As of March 1, 2013, the Legal Information Institute is no longer maintaining the information in the American Legal Ethics Library. It is no longer possible for us to maintain it at a level of completeness and accuracy given its staffing needs. It is very possible that we will revive it at a future time. At this point, it is in need of a complete technological renovation and reworking of the "correspondent firm" model which successfully sustained it for many years.

Many people have contributed time and effort to the project over the years, and we would like to thank them. In particular, Roger Cramton and Peter Martin not only conceived ALEL but gave much of their own labor to it. We are also grateful to Brad Wendel for his editorial contributions, to Brian Toohey and all at Jones Day for their efforts, and to all of our correspondents and contributors. Thank you.

We regret any inconvenience.

Some portions of the collection may already be severely out of date, so please be cautious in your use of this material.


Alabama Legal Ethics

1.7 Rule 1.7 Conflict of Interest: General Rule

1.7:100 Comparative Analysis of Alabama Rule

  • Primary Alabama References: AL Rule 1.7
  • Background References: ABA Model Rule 1.7, Other Jurisdictions
  • Commentary:
  • Alabama Commentary:

1.7:101   Model Rule Comparison

There are no substantial differences between MRPC 1.7 and ARPC 1.7.

1.7:102   Model Code Comparison

Inapplicable.

1.7:200 Conflicts of Interest in General

  • Primary Alabama References: AL Rule 1.7
  • Background References: ABA Model Rule 1.7, Other Jurisdictions
  • Commentary: ABA/BNA § 55:101, ALI-LGL §§ 121-124, Wolfram §§ 7.1-7.6
  • Alabama Commentary:

1.7:210   Basic Prohibition of Conflict of Interest

ARPC 1.7 is the same as MRPC 1.7 and the rules of most jurisdictions which require that a lawyer not represent a client when there exists a conflict or potential conflict of interest in the absence of informed consent. Alabama is generally more liberal in permitting consent than many states, particularly taking into account the impact of rural and sparsely populated areas on the availability of legal services, as well as the limited number of lawyers whose practices concentrate in particular areas such as, for example, sophisticated financial matters or bankruptcy matters. A lawyer, however, must be wary of circumstances which would make the necessary disclosure in order to receive a client's consent impossible under ARPC 1.7. If a disinterested lawyer would conclude that the client should not agree to the representation under the circumstances, the lawyer involved cannot properly ask for such agreement or provide representation on the basis of the client's consent. If the conflict arises after representation has begun, the lawyer should withdraw from further representation of the client as to the conflicted matter.

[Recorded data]
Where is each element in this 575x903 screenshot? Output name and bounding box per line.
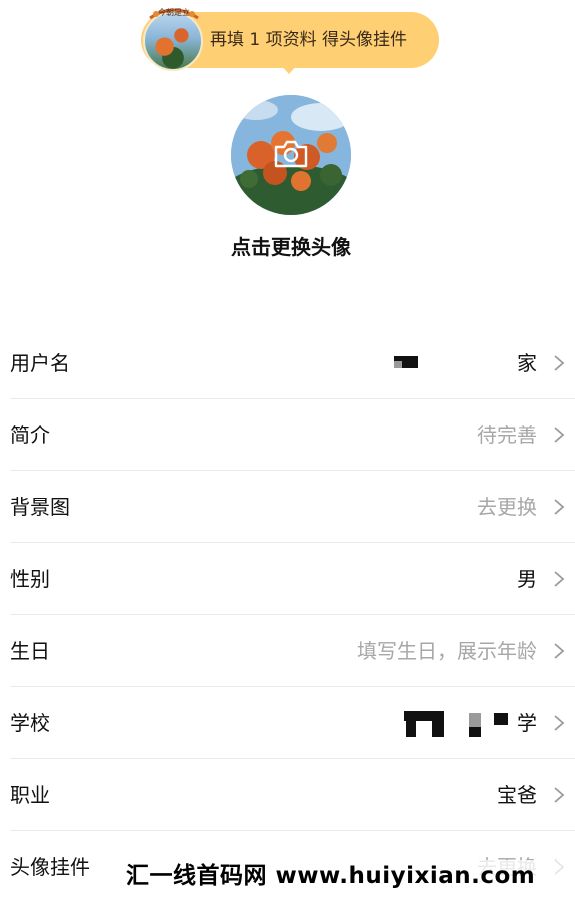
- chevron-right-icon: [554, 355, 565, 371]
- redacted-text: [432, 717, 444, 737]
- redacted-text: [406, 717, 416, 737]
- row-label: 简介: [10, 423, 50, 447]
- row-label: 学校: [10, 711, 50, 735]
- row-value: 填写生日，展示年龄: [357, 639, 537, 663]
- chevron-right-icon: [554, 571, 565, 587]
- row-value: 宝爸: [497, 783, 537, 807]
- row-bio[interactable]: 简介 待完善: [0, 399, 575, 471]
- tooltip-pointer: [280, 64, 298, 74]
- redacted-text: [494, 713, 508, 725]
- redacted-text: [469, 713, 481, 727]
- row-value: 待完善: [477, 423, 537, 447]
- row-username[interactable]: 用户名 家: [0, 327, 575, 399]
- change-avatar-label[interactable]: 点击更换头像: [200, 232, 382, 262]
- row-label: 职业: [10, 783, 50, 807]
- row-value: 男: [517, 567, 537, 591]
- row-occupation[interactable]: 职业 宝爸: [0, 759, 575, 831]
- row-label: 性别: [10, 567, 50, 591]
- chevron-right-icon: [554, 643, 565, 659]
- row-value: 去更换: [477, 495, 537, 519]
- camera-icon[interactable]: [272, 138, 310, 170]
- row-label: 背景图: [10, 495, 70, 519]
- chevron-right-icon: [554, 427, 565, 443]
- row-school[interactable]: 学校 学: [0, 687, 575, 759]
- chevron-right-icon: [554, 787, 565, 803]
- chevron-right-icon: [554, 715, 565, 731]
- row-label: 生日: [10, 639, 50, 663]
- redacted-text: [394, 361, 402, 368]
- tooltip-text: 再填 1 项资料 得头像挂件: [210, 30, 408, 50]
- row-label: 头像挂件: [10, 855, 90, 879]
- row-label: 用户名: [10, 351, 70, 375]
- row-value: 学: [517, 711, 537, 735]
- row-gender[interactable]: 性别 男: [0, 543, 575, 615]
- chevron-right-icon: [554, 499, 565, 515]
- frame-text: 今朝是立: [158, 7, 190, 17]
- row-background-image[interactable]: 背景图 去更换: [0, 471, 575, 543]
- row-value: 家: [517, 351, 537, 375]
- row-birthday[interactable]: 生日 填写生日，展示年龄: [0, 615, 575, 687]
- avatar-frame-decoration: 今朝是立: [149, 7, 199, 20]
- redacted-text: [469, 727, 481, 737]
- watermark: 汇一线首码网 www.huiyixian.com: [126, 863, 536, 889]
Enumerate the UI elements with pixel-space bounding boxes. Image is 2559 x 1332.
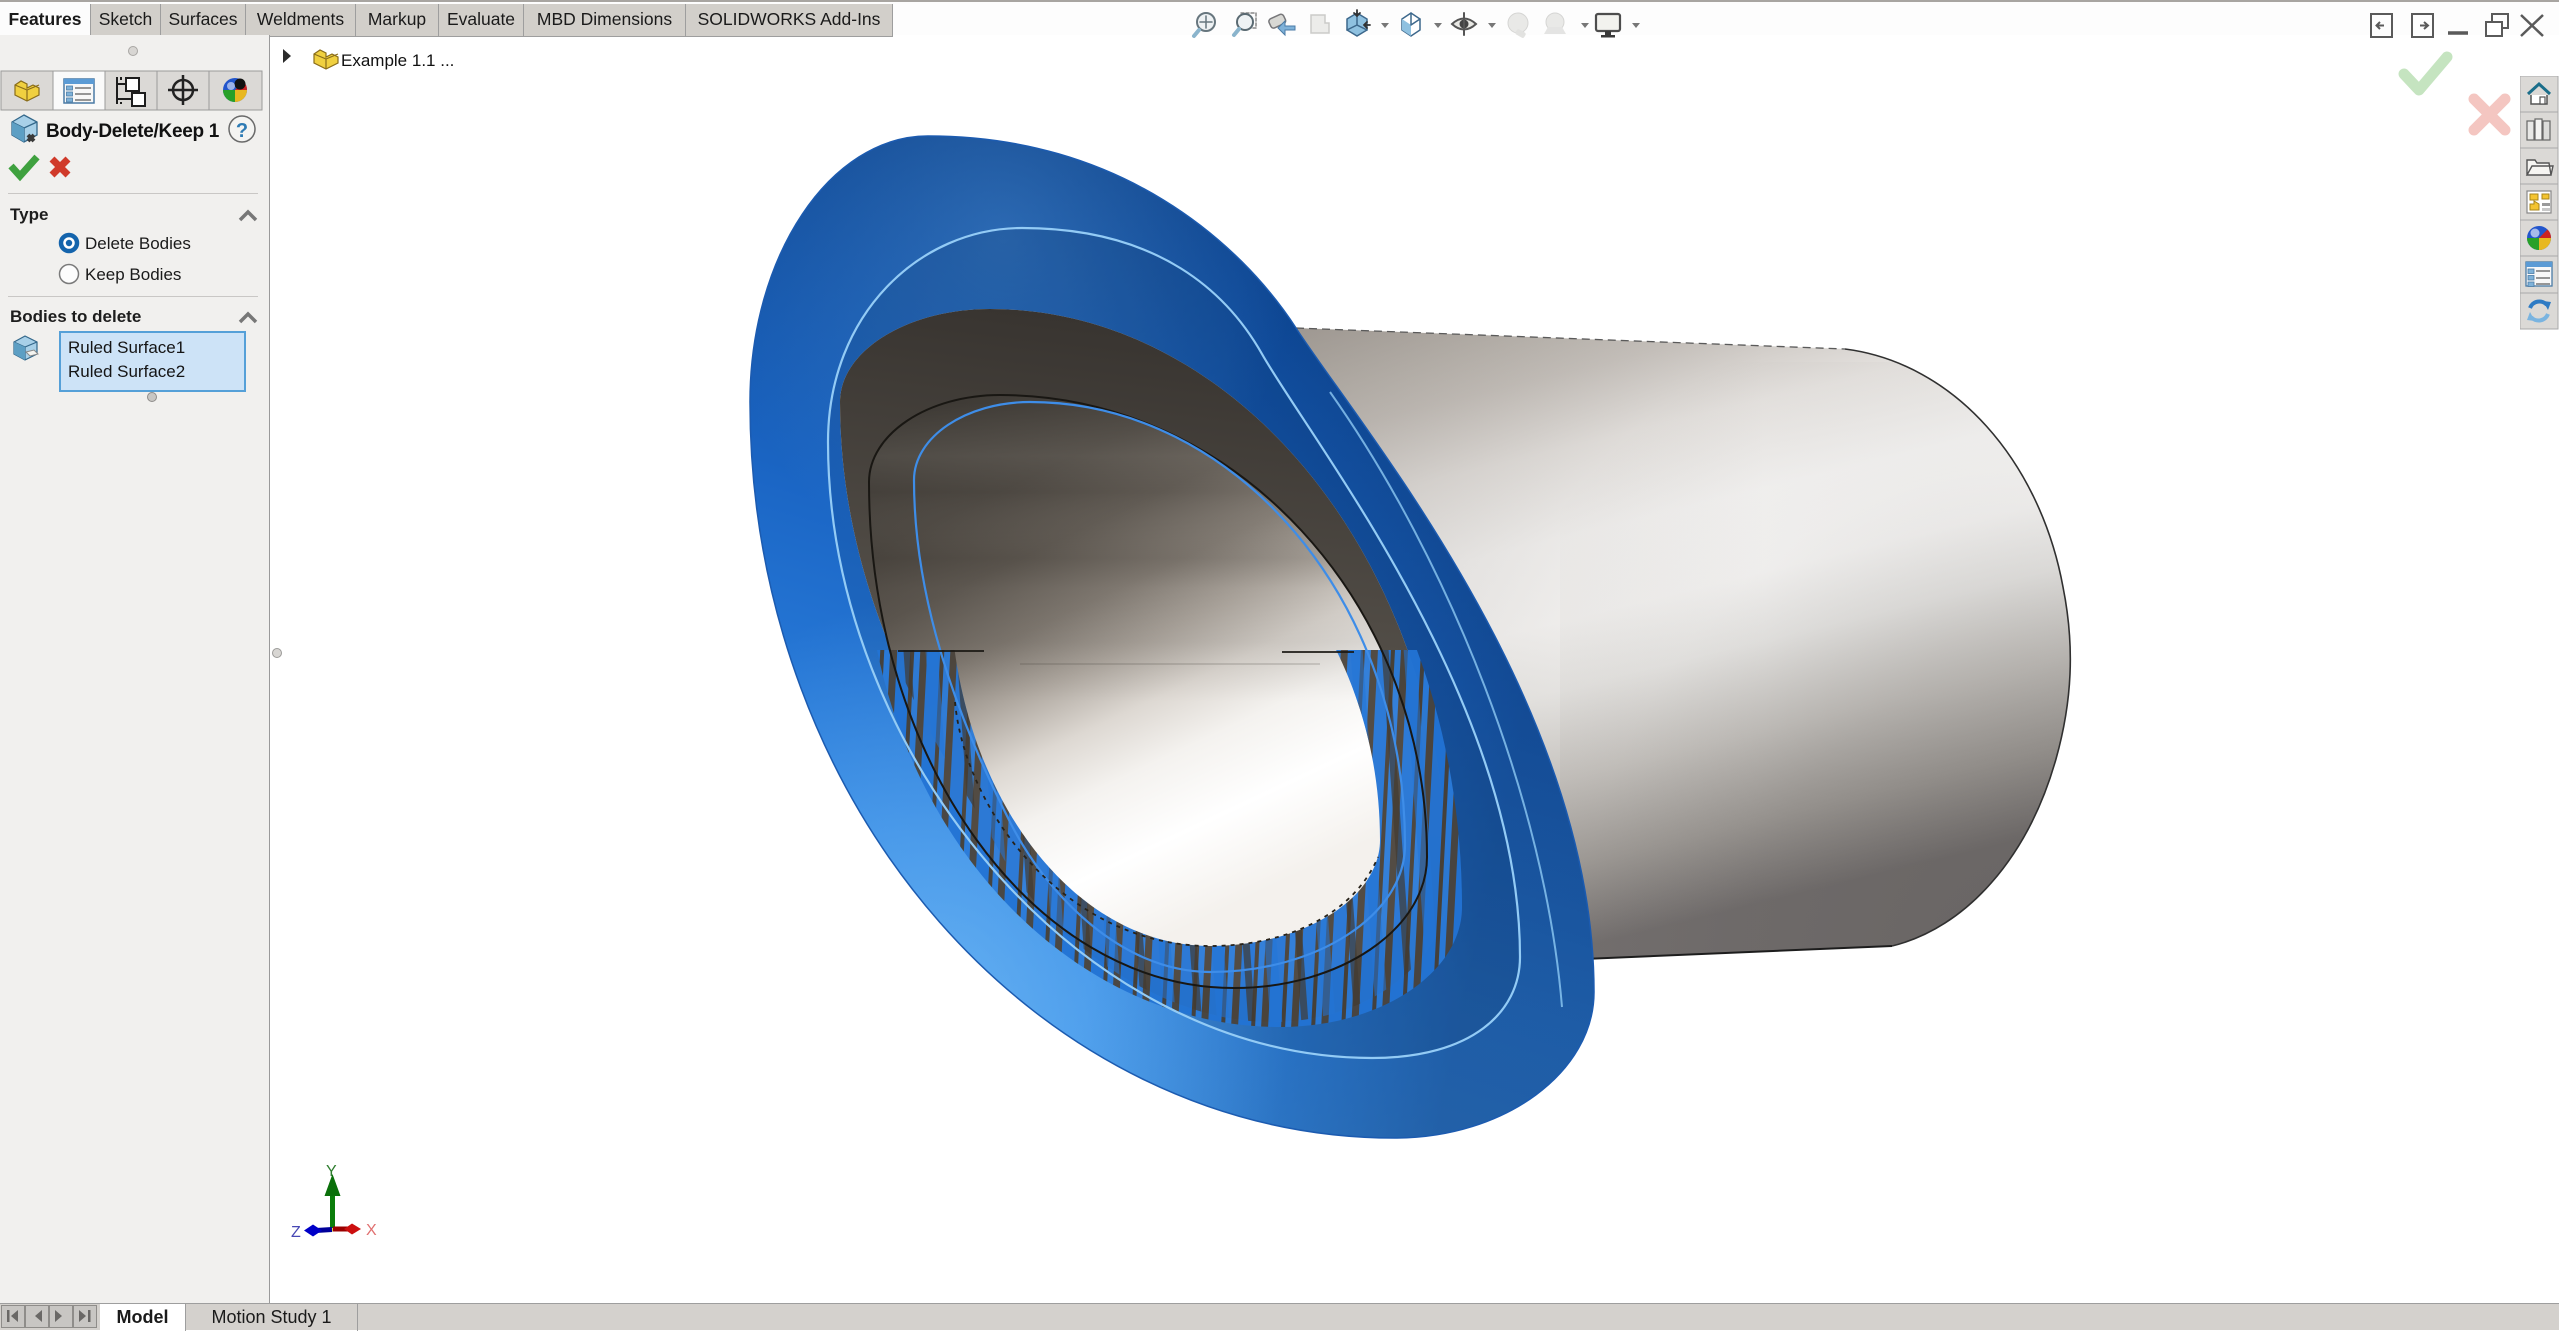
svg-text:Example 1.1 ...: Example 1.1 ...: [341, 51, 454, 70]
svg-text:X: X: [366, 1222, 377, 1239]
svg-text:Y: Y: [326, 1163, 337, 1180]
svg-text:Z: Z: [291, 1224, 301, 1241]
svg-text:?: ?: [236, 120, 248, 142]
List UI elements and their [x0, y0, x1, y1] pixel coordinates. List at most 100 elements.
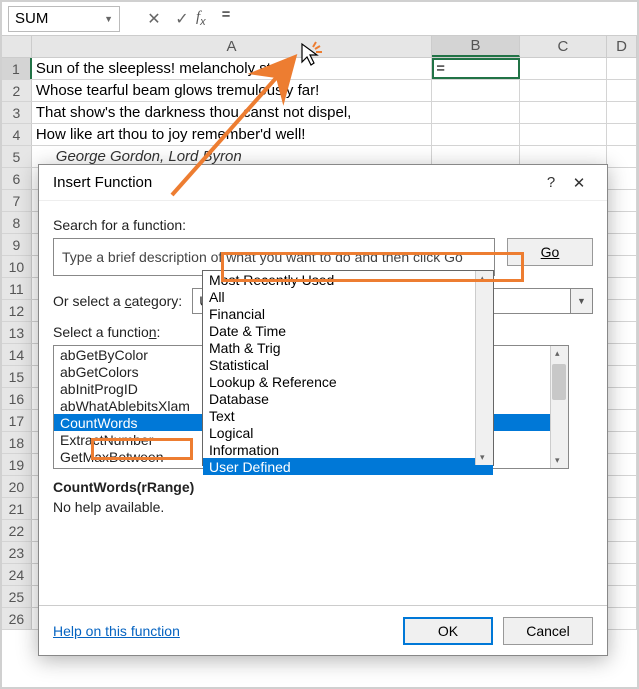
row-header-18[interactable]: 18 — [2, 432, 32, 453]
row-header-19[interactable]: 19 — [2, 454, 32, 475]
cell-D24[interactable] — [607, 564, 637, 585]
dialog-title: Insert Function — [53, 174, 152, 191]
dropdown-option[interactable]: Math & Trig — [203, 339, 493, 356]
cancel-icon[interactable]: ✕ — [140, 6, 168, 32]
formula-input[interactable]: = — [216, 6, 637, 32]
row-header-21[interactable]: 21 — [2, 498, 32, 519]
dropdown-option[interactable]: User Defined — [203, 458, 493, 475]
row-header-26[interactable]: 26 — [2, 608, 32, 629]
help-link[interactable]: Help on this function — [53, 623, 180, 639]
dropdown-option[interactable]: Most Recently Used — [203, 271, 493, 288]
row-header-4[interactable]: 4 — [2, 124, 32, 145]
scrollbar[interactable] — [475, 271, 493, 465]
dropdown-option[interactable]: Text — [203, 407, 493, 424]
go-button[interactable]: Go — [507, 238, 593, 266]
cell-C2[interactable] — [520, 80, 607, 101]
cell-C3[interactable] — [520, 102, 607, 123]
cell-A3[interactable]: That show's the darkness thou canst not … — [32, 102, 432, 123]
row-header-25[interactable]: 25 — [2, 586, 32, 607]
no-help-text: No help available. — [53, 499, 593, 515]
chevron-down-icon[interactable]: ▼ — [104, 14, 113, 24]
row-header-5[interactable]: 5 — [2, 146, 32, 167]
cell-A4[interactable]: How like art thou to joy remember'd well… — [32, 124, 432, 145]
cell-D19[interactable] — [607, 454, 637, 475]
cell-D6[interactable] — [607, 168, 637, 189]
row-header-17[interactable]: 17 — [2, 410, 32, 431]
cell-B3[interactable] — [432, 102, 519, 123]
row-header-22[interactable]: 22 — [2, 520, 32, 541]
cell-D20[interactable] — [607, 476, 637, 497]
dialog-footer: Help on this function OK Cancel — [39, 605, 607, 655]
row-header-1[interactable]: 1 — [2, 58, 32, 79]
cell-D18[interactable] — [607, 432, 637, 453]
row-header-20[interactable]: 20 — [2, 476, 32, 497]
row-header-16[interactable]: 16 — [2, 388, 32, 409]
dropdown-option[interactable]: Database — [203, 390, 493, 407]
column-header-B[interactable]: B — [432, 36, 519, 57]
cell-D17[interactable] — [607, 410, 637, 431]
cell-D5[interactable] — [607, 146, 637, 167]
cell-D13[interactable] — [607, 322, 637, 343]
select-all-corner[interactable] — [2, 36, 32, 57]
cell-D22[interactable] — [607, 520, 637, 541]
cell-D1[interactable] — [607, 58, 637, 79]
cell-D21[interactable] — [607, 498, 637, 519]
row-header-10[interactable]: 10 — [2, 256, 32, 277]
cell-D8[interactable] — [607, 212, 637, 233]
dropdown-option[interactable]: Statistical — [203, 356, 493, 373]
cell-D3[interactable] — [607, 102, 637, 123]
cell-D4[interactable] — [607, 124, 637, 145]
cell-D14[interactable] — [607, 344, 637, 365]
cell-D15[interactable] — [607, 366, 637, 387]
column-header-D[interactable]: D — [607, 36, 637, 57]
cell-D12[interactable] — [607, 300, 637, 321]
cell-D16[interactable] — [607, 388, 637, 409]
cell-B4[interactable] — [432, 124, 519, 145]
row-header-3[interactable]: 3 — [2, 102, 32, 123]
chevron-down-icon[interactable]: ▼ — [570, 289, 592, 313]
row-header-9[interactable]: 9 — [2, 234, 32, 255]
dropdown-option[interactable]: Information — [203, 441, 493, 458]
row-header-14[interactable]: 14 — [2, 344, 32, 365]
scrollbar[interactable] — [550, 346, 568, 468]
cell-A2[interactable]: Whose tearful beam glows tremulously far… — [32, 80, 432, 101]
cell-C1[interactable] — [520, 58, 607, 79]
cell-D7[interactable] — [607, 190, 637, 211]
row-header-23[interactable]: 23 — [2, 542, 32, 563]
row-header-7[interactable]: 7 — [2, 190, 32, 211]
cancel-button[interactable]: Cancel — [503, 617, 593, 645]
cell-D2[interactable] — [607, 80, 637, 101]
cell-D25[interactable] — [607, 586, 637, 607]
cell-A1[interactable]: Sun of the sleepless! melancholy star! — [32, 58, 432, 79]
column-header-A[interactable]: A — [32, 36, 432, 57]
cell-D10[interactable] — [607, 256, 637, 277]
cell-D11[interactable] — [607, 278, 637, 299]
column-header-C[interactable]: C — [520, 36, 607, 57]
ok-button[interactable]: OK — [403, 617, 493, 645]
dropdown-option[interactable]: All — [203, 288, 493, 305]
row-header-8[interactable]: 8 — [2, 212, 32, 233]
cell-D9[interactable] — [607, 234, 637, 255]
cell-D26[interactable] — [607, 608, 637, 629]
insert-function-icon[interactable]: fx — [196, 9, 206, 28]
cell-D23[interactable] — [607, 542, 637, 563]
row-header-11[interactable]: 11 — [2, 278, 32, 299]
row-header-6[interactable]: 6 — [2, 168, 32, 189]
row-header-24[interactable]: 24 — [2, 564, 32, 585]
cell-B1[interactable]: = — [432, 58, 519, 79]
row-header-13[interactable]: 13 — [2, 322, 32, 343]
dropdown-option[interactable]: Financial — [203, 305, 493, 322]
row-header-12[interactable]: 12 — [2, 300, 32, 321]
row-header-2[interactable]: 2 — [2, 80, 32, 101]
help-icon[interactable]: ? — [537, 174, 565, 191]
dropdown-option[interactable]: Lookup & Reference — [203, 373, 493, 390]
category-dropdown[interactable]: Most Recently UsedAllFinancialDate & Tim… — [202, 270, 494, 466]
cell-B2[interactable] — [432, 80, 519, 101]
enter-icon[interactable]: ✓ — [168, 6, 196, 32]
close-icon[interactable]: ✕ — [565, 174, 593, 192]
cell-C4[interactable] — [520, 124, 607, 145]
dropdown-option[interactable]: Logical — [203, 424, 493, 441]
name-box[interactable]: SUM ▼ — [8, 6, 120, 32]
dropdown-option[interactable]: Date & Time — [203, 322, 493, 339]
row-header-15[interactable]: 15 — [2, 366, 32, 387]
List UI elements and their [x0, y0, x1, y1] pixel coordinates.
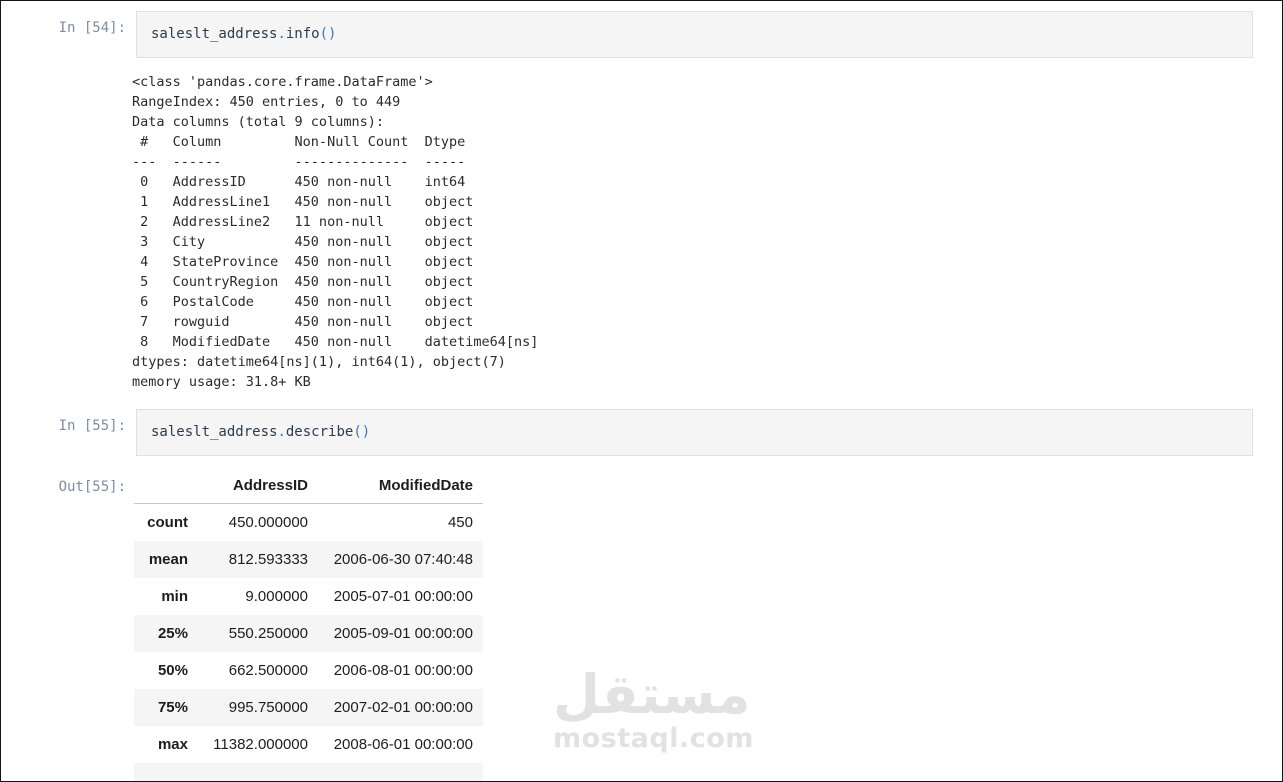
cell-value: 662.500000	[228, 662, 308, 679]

[Job A] In the Alabama legal ethics passage, reproduce word for word the portion that begins at the words "Many people have" and stops after the words "regret any inconvenience.".
[Job B] Quote the lines of the records exactly, starting at the line that contains "svg-text:Example 1.1 ...: Example" and ending after the line that contains "most 100 elements.".

[Written response A]
Many people have contributed time and effort to the project over the years, and we would like to thank them. In particular, Roger Cramton and Peter Martin not only conceived ALEL but gave much of their own labor to it. We are also grateful to Brad Wendel for his editorial contributions, to Brian Toohey and all at Jones Day for their efforts, and to all of our correspondents and contributors. Thank you.

We regret any inconvenience.

[Written response B]
svg-text:Example 1.1 ...: Example 1.1 ...: [341, 51, 454, 70]
svg-text:X: X: [366, 1222, 377, 1239]
svg-text:Y: Y: [326, 1163, 337, 1180]
svg-text:Z: Z: [291, 1224, 301, 1241]
svg-text:?: ?: [236, 120, 248, 142]
List UI elements and their [x0, y0, x1, y1] pixel coordinates. List at most 100 elements.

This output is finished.